---- Working data

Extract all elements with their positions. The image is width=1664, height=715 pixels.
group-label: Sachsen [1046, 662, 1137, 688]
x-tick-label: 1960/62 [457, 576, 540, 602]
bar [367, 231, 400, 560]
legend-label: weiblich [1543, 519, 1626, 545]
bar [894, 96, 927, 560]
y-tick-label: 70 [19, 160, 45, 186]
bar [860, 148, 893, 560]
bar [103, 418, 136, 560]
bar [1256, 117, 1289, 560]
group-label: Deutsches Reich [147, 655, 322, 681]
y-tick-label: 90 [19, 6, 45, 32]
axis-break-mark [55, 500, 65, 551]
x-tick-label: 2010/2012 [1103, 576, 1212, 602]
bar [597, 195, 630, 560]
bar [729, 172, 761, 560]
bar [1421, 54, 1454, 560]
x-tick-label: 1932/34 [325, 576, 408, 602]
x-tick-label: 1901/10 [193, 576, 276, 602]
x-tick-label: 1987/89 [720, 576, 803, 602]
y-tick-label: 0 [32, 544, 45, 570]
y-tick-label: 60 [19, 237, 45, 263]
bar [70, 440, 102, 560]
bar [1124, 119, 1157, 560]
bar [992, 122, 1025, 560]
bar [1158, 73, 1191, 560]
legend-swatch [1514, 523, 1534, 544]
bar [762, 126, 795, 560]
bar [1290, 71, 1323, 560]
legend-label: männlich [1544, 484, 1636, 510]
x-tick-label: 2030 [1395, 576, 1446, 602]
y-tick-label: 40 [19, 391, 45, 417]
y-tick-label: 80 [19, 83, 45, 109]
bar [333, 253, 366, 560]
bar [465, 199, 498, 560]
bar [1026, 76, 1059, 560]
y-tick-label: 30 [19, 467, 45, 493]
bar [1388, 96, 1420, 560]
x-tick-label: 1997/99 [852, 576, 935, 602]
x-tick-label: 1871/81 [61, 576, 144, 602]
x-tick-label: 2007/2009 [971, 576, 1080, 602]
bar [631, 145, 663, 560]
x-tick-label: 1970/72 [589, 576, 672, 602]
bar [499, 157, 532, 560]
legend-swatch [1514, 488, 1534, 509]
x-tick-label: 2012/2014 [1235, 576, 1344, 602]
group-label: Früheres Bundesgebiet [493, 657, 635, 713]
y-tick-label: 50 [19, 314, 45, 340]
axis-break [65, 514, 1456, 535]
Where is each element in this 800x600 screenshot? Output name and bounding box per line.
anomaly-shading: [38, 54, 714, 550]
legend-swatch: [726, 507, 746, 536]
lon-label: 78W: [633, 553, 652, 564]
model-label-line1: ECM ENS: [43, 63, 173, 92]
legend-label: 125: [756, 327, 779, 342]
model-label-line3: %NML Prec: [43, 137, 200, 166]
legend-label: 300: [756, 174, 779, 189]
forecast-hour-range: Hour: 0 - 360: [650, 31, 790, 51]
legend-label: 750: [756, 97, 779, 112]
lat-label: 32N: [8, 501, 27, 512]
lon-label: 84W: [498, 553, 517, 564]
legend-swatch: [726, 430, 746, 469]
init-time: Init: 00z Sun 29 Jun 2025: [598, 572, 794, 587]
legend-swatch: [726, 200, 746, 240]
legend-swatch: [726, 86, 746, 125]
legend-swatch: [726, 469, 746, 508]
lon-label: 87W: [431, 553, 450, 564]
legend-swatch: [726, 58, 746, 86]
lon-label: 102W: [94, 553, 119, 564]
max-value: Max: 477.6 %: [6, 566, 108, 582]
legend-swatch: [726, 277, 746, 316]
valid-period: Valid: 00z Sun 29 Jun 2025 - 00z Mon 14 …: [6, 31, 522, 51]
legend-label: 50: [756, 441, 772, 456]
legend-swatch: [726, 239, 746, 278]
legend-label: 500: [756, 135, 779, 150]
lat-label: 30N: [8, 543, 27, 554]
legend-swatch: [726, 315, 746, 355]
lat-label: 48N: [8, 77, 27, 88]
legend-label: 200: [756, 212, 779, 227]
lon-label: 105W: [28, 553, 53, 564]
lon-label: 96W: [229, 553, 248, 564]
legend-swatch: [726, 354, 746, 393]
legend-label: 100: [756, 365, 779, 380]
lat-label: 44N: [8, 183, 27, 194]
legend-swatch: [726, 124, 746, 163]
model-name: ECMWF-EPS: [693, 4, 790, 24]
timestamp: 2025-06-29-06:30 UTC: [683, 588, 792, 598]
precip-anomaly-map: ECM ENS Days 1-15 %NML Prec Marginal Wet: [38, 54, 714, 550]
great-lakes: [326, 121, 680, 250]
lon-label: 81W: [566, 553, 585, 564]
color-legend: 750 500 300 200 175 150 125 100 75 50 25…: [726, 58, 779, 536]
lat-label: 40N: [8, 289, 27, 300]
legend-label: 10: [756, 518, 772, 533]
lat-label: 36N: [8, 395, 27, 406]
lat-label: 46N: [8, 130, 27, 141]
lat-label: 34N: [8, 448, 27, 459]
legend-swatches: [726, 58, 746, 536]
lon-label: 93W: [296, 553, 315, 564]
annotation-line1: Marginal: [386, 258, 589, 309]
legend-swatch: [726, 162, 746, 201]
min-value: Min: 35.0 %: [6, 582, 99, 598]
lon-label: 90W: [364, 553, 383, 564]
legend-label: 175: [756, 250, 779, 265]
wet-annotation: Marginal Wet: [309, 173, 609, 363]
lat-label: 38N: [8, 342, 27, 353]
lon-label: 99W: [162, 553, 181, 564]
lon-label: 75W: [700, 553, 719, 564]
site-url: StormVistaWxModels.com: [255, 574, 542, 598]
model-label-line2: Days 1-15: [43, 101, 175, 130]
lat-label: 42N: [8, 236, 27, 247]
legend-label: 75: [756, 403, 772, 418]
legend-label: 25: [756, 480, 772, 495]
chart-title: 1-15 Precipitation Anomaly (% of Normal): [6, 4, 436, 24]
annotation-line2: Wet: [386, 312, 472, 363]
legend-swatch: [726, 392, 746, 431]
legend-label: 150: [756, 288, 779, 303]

--------

Copy out every line of the listing above again, character for character, without altering, omitting, or reordering anything.

Extract all elements with their positions. The image is width=1664, height=715 pixels.
group-label: Sachsen [1046, 662, 1137, 688]
x-tick-label: 1960/62 [457, 576, 540, 602]
bar [367, 231, 400, 560]
legend-label: weiblich [1543, 519, 1626, 545]
bar [894, 96, 927, 560]
y-tick-label: 70 [19, 160, 45, 186]
bar [860, 148, 893, 560]
bar [103, 418, 136, 560]
bar [1256, 117, 1289, 560]
group-label: Deutsches Reich [147, 655, 322, 681]
y-tick-label: 90 [19, 6, 45, 32]
axis-break-mark [55, 500, 65, 551]
x-tick-label: 2010/2012 [1103, 576, 1212, 602]
bar [597, 195, 630, 560]
bar [729, 172, 761, 560]
bar [1421, 54, 1454, 560]
x-tick-label: 1932/34 [325, 576, 408, 602]
x-tick-label: 1901/10 [193, 576, 276, 602]
x-tick-label: 1987/89 [720, 576, 803, 602]
y-tick-label: 0 [32, 544, 45, 570]
y-tick-label: 60 [19, 237, 45, 263]
bar [70, 440, 102, 560]
bar [1124, 119, 1157, 560]
bar [992, 122, 1025, 560]
bar [1158, 73, 1191, 560]
legend-swatch [1514, 523, 1534, 544]
bar [762, 126, 795, 560]
bar [1290, 71, 1323, 560]
legend-label: männlich [1544, 484, 1636, 510]
x-tick-label: 2030 [1395, 576, 1446, 602]
y-tick-label: 40 [19, 391, 45, 417]
y-tick-label: 80 [19, 83, 45, 109]
bar [333, 253, 366, 560]
bar [465, 199, 498, 560]
bar [1026, 76, 1059, 560]
y-tick-label: 30 [19, 467, 45, 493]
bar [1388, 96, 1420, 560]
x-tick-label: 1997/99 [852, 576, 935, 602]
x-tick-label: 1871/81 [61, 576, 144, 602]
x-tick-label: 2007/2009 [971, 576, 1080, 602]
bar [631, 145, 663, 560]
x-tick-label: 1970/72 [589, 576, 672, 602]
bar [499, 157, 532, 560]
legend-swatch [1514, 488, 1534, 509]
x-tick-label: 2012/2014 [1235, 576, 1344, 602]
group-label: Früheres Bundesgebiet [493, 657, 635, 713]
y-tick-label: 50 [19, 314, 45, 340]
axis-break [65, 514, 1456, 535]
Where is each element in this 800x600 screenshot? Output name and bounding box per line.
anomaly-shading: [38, 54, 714, 550]
legend-swatch: [726, 507, 746, 536]
lon-label: 78W: [633, 553, 652, 564]
model-label-line1: ECM ENS: [43, 63, 173, 92]
legend-label: 125: [756, 327, 779, 342]
model-label-line3: %NML Prec: [43, 137, 200, 166]
legend-label: 300: [756, 174, 779, 189]
forecast-hour-range: Hour: 0 - 360: [650, 31, 790, 51]
legend-label: 750: [756, 97, 779, 112]
lat-label: 32N: [8, 501, 27, 512]
lon-label: 84W: [498, 553, 517, 564]
legend-swatch: [726, 430, 746, 469]
init-time: Init: 00z Sun 29 Jun 2025: [598, 572, 794, 587]
legend-swatch: [726, 200, 746, 240]
legend-swatch: [726, 86, 746, 125]
legend-swatch: [726, 469, 746, 508]
lon-label: 87W: [431, 553, 450, 564]
legend-swatch: [726, 58, 746, 86]
lon-label: 102W: [94, 553, 119, 564]
max-value: Max: 477.6 %: [6, 566, 108, 582]
legend-swatch: [726, 277, 746, 316]
valid-period: Valid: 00z Sun 29 Jun 2025 - 00z Mon 14 …: [6, 31, 522, 51]
legend-label: 50: [756, 441, 772, 456]
legend-swatch: [726, 239, 746, 278]
legend-label: 500: [756, 135, 779, 150]
lat-label: 30N: [8, 543, 27, 554]
legend-swatch: [726, 315, 746, 355]
lat-label: 48N: [8, 77, 27, 88]
legend-label: 200: [756, 212, 779, 227]
lon-label: 105W: [28, 553, 53, 564]
lon-label: 96W: [229, 553, 248, 564]
legend-swatch: [726, 354, 746, 393]
legend-label: 100: [756, 365, 779, 380]
lat-label: 44N: [8, 183, 27, 194]
legend-swatch: [726, 124, 746, 163]
model-name: ECMWF-EPS: [693, 4, 790, 24]
timestamp: 2025-06-29-06:30 UTC: [683, 588, 792, 598]
precip-anomaly-map: ECM ENS Days 1-15 %NML Prec Marginal Wet: [38, 54, 714, 550]
great-lakes: [326, 121, 680, 250]
lon-label: 81W: [566, 553, 585, 564]
color-legend: 750 500 300 200 175 150 125 100 75 50 25…: [726, 58, 779, 536]
lat-label: 40N: [8, 289, 27, 300]
legend-label: 10: [756, 518, 772, 533]
lat-label: 36N: [8, 395, 27, 406]
lat-label: 46N: [8, 130, 27, 141]
lat-label: 34N: [8, 448, 27, 459]
legend-swatches: [726, 58, 746, 536]
lon-label: 93W: [296, 553, 315, 564]
annotation-line1: Marginal: [386, 258, 589, 309]
legend-swatch: [726, 162, 746, 201]
min-value: Min: 35.0 %: [6, 582, 99, 598]
lon-label: 90W: [364, 553, 383, 564]
legend-label: 175: [756, 250, 779, 265]
wet-annotation: Marginal Wet: [309, 173, 609, 363]
lat-label: 38N: [8, 342, 27, 353]
lon-label: 99W: [162, 553, 181, 564]
lon-label: 75W: [700, 553, 719, 564]
site-url: StormVistaWxModels.com: [255, 574, 542, 598]
model-label-line2: Days 1-15: [43, 101, 175, 130]
lat-label: 42N: [8, 236, 27, 247]
legend-label: 75: [756, 403, 772, 418]
legend-label: 25: [756, 480, 772, 495]
chart-title: 1-15 Precipitation Anomaly (% of Normal): [6, 4, 436, 24]
annotation-line2: Wet: [386, 312, 472, 363]
legend-swatch: [726, 392, 746, 431]
legend-label: 150: [756, 288, 779, 303]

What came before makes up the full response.